__Description of the task__
Go through the records below line by line, counting those that contain the word "title"; answer with the count only.

__Material supplied__
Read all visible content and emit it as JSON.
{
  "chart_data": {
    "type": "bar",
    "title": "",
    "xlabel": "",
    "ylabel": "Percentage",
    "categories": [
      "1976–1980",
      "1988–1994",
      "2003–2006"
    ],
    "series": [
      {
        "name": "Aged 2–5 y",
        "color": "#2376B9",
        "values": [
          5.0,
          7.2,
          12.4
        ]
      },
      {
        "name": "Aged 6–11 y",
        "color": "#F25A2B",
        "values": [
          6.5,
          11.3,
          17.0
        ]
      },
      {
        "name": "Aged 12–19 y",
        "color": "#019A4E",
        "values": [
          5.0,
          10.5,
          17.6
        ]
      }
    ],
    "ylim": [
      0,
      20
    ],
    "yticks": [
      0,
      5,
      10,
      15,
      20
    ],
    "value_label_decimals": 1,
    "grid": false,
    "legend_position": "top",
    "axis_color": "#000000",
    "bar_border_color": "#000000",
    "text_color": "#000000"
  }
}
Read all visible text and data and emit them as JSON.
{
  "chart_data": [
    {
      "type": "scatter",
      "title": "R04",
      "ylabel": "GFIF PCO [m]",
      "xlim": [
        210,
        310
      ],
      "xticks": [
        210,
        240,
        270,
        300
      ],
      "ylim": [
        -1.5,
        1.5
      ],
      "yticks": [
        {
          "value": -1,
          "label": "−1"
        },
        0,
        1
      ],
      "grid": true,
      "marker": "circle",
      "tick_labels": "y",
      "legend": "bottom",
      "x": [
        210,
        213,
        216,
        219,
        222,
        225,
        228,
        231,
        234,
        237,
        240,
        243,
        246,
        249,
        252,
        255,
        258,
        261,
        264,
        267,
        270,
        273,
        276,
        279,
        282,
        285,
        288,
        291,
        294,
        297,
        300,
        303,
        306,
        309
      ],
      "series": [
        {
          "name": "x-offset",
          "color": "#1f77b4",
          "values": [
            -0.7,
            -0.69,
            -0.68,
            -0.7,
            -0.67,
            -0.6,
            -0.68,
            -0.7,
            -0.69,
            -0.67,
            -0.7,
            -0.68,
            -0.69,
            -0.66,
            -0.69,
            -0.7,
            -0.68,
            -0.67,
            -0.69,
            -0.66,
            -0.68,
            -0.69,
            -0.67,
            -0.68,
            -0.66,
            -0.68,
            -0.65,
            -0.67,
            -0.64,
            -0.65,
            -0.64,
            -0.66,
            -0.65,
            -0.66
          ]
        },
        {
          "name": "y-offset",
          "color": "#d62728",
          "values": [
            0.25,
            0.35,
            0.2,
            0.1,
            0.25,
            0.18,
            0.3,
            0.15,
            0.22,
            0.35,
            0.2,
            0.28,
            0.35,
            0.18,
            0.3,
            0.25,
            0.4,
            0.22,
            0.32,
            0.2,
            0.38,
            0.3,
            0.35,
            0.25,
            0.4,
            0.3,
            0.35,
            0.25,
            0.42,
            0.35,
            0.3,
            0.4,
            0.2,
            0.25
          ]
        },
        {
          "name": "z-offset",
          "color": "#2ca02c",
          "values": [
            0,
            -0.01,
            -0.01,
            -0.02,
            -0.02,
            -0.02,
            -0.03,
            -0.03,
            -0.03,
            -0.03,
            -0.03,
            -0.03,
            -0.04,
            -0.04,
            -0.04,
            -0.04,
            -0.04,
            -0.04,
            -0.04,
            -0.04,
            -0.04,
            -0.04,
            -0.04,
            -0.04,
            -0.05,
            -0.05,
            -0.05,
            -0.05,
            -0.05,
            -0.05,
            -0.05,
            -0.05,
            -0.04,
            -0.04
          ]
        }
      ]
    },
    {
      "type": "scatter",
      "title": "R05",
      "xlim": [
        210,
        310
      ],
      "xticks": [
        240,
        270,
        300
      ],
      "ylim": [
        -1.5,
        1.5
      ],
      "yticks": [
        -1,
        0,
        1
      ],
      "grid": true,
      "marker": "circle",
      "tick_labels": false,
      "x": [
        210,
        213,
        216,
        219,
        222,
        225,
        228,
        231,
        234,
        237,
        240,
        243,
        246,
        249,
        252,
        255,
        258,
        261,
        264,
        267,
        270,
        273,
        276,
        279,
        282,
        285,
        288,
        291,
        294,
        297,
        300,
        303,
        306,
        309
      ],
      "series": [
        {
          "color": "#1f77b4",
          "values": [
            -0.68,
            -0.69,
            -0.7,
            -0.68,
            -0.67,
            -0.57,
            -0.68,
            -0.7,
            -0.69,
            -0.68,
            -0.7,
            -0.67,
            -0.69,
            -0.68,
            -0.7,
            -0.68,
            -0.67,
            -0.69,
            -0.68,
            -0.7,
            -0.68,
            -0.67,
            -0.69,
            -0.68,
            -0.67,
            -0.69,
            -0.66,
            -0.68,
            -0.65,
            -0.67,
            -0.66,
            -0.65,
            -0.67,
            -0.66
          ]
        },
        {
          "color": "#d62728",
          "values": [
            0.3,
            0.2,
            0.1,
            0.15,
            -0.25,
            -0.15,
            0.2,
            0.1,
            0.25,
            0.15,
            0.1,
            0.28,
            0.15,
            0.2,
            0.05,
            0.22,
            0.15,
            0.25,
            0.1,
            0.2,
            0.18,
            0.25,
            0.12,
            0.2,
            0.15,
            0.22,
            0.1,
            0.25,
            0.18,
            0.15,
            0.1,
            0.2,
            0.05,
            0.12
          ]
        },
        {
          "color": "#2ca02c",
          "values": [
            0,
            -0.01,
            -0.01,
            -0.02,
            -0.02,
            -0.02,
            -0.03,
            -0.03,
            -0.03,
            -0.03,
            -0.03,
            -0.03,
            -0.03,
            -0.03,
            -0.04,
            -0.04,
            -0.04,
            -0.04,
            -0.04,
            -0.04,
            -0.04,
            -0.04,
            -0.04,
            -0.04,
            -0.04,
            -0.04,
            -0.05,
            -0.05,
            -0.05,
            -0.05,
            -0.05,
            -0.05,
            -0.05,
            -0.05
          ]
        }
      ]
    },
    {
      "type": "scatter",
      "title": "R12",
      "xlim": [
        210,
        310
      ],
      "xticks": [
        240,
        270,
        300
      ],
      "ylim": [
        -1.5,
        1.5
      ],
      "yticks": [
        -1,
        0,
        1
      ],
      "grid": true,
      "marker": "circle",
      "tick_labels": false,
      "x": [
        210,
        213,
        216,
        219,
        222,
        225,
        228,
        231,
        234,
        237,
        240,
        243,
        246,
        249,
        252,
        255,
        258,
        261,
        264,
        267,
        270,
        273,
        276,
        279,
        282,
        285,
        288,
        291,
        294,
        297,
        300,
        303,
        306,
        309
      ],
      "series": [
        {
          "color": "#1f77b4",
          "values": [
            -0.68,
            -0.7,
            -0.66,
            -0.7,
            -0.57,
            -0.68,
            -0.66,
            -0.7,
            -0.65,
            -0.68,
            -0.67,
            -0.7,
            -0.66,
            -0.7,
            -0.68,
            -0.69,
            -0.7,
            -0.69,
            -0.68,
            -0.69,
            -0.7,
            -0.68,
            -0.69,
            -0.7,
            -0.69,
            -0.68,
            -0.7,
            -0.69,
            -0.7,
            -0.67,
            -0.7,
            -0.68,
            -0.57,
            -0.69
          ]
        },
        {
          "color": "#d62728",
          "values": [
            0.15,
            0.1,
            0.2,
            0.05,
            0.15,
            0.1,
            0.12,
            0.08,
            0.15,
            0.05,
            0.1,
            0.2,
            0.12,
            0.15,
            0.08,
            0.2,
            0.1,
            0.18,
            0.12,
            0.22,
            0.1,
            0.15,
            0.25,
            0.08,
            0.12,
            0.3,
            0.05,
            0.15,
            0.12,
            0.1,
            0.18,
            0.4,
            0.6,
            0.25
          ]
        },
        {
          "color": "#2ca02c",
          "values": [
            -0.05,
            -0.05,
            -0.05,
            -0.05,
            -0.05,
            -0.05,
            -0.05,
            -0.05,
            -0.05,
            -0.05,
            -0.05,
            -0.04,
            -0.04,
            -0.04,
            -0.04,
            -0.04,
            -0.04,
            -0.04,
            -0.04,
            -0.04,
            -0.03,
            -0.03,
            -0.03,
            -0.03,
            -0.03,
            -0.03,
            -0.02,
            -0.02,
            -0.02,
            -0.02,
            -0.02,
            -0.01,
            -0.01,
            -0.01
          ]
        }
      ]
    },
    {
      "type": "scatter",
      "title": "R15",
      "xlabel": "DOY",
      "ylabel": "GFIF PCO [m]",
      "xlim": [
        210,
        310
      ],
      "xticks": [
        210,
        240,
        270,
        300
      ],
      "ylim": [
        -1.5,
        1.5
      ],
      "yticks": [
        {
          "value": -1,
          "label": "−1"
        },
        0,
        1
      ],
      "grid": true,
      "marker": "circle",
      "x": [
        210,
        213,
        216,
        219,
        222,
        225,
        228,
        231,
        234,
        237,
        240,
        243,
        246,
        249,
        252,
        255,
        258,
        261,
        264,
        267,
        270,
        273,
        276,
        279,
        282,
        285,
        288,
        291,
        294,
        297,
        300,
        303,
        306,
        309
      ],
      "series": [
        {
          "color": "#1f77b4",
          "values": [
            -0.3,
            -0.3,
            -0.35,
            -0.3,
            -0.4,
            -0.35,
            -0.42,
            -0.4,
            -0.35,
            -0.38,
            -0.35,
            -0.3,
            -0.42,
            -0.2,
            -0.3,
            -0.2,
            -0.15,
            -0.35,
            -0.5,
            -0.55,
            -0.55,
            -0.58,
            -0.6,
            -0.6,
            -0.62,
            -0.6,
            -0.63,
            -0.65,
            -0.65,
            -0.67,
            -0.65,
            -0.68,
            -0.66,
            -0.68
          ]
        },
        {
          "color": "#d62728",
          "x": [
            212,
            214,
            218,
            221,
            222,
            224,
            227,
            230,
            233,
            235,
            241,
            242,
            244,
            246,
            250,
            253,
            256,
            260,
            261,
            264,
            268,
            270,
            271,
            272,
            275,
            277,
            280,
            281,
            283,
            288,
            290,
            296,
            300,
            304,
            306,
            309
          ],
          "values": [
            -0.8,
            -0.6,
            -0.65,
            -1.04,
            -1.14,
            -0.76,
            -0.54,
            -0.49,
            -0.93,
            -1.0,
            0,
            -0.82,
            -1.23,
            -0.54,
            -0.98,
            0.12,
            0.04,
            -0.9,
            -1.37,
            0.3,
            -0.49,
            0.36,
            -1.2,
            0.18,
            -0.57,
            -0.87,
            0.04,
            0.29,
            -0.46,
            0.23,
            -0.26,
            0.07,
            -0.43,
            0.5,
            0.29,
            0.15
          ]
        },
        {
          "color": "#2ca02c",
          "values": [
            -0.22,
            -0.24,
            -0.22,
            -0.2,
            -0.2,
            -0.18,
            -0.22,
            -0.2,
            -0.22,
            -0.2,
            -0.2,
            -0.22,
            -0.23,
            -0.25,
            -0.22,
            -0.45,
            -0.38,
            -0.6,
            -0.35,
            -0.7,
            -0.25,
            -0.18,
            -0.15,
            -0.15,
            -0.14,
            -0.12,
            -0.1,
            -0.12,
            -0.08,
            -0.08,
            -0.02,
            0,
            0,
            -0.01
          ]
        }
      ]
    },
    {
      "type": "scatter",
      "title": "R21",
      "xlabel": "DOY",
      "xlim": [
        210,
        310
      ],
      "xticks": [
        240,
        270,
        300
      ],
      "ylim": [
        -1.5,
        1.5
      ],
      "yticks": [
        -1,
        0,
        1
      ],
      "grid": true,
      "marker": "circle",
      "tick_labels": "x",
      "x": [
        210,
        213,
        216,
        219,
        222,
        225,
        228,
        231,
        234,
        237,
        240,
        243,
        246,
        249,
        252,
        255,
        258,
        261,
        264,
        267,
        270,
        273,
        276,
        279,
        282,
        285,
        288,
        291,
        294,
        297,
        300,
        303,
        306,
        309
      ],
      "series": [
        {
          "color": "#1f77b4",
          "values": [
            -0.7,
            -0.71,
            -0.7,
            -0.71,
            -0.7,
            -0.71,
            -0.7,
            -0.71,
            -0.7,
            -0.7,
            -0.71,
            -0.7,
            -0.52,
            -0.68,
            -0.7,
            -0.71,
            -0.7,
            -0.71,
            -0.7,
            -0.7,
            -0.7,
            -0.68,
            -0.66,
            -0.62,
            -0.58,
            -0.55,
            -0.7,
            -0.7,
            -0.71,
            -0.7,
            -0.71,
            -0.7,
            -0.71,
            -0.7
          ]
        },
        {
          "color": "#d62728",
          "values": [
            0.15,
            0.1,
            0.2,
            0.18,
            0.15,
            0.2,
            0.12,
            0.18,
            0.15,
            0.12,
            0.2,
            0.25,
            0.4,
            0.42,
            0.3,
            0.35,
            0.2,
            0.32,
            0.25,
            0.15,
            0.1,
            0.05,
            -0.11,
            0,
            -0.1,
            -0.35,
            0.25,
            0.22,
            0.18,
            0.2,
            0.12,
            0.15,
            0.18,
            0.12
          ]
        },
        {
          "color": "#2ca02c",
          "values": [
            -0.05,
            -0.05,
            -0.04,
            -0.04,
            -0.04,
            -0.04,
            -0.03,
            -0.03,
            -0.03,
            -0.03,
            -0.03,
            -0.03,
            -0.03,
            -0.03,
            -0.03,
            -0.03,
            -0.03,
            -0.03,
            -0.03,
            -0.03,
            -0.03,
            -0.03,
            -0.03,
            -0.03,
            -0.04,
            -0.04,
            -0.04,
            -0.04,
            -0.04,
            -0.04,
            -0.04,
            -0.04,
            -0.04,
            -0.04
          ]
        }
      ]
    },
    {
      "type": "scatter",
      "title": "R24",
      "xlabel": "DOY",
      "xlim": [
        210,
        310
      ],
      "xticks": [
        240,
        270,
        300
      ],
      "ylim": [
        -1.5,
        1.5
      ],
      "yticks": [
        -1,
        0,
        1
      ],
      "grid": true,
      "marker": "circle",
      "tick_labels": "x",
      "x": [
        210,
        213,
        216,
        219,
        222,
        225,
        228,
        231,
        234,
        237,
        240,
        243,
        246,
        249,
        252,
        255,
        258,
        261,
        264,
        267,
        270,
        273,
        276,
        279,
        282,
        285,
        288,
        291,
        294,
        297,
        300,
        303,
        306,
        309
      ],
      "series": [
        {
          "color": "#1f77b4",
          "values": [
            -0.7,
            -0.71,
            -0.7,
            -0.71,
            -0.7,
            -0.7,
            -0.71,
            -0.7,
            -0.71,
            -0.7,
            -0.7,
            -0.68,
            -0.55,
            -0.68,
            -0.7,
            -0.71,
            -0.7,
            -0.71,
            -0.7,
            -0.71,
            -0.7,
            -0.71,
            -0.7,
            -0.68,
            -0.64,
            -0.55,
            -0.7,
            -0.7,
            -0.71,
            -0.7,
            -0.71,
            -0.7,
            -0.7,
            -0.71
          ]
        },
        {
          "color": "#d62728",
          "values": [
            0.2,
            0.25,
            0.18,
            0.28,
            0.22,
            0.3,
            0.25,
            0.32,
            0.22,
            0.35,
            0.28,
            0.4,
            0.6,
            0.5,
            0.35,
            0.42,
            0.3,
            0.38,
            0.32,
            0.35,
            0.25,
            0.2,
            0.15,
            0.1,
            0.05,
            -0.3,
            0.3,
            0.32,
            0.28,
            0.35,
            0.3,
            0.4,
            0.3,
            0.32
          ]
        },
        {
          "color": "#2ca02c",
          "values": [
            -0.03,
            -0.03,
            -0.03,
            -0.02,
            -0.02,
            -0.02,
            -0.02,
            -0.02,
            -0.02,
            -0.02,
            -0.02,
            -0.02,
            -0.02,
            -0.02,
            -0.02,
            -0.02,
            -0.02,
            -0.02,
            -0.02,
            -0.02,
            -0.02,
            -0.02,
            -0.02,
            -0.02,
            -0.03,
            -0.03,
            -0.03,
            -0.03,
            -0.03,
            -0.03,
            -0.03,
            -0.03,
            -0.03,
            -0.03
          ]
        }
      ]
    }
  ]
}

__Solution to this task__
7